++++ Raw records ++++
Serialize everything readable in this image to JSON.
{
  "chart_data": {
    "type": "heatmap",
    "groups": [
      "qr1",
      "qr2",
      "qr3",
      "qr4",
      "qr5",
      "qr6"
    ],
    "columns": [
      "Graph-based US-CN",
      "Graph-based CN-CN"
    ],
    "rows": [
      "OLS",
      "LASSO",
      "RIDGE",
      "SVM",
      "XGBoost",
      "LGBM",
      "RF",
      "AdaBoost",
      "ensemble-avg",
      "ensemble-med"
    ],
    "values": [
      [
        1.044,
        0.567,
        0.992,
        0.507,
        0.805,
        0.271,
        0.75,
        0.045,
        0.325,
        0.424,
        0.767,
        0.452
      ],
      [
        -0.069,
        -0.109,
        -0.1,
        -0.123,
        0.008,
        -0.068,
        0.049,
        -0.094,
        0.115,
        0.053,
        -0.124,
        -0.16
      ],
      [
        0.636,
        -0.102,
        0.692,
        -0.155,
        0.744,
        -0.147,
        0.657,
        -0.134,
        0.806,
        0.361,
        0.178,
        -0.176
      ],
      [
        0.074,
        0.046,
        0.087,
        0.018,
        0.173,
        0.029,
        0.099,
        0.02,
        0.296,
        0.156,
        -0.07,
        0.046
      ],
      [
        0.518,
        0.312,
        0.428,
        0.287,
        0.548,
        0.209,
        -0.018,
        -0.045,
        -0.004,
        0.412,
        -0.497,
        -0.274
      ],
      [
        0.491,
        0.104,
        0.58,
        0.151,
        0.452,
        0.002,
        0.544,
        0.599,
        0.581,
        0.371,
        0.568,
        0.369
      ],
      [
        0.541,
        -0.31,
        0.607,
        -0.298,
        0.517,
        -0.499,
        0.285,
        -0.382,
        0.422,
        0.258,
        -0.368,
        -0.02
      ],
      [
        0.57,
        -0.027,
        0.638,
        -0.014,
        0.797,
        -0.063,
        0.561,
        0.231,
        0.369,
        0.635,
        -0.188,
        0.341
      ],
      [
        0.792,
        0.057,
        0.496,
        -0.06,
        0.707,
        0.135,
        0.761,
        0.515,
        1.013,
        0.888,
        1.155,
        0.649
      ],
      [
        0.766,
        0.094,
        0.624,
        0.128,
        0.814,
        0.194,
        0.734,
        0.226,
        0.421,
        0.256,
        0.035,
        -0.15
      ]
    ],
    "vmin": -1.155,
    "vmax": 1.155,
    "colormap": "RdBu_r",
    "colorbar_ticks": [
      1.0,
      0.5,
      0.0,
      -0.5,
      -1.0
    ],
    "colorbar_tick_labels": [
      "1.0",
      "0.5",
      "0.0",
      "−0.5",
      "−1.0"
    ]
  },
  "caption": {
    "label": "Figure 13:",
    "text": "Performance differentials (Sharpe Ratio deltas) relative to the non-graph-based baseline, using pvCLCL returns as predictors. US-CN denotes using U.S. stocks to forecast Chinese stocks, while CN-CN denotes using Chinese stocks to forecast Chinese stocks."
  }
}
++++
■ Set task
Which lines contain "based"? Copy each of them out.

■ Correct result
      "Graph-based US-CN",
      "Graph-based CN-CN"
    "text": "Performance differentials (Sharpe Ratio deltas) relative to the non-graph-based baseline, using pvCLCL returns as predictors. US-CN denotes using U.S. stocks to forecast Chinese stocks, while CN-CN denotes using Chinese stocks to forecast Chinese stocks."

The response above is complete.